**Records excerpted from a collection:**
-----

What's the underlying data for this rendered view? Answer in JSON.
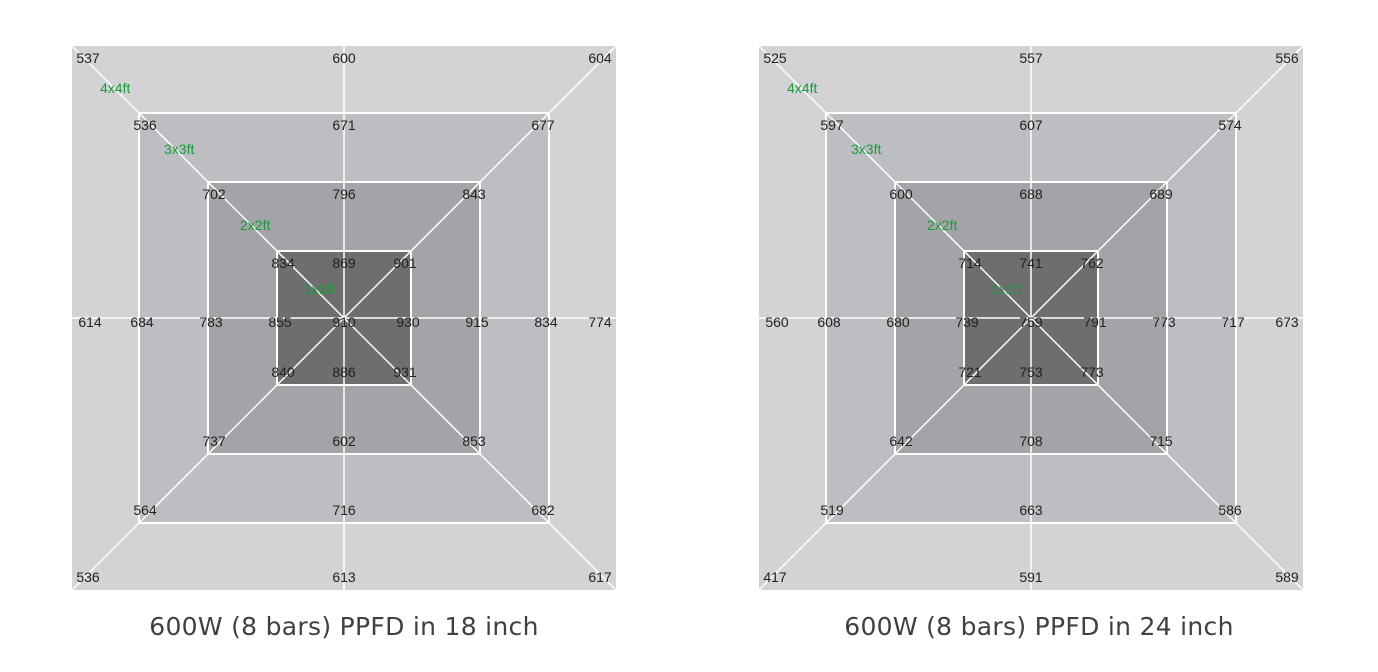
{
  "colors": {
    "zone_4x4": "#d3d3d5",
    "zone_3x3": "#bdbec1",
    "zone_2x2": "#a3a4a7",
    "zone_1x1": "#6e6e70",
    "grid_line": "#ffffff",
    "zone_label": "#1a9a3a"
  },
  "panels": [
    {
      "caption": "600W (8 bars) PPFD in 18 inch",
      "zone_labels": [
        "4x4ft",
        "3x3ft",
        "2x2ft",
        "1x1ft"
      ],
      "ring_4x4": {
        "tl": "537",
        "top": "600",
        "tr": "604",
        "left": "614",
        "right": "774",
        "bl": "536",
        "bottom": "613",
        "br": "617"
      },
      "ring_3x3": {
        "tl": "536",
        "top": "671",
        "tr": "677",
        "left": "684",
        "right": "834",
        "bl": "564",
        "bottom": "716",
        "br": "682"
      },
      "ring_2x2": {
        "tl": "702",
        "top": "796",
        "tr": "843",
        "left": "783",
        "right": "915",
        "bl": "737",
        "bottom": "602",
        "br": "853"
      },
      "ring_1x1": {
        "tl": "834",
        "top": "869",
        "tr": "901",
        "left": "855",
        "right": "930",
        "bl": "840",
        "bottom": "886",
        "br": "931"
      },
      "center": "910"
    },
    {
      "caption": "600W (8 bars) PPFD in 24 inch",
      "zone_labels": [
        "4x4ft",
        "3x3ft",
        "2x2ft",
        "1x1ft"
      ],
      "ring_4x4": {
        "tl": "525",
        "top": "557",
        "tr": "556",
        "left": "560",
        "right": "673",
        "bl": "417",
        "bottom": "591",
        "br": "589"
      },
      "ring_3x3": {
        "tl": "597",
        "top": "607",
        "tr": "574",
        "left": "608",
        "right": "717",
        "bl": "519",
        "bottom": "663",
        "br": "586"
      },
      "ring_2x2": {
        "tl": "600",
        "top": "688",
        "tr": "689",
        "left": "680",
        "right": "773",
        "bl": "642",
        "bottom": "708",
        "br": "715"
      },
      "ring_1x1": {
        "tl": "714",
        "top": "741",
        "tr": "762",
        "left": "739",
        "right": "791",
        "bl": "721",
        "bottom": "753",
        "br": "773"
      },
      "center": "759"
    }
  ]
}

-----

**Task:**
In the data above, how many lines contain the string "caption"? Answer with the number only.

**Solution for this problem:**
2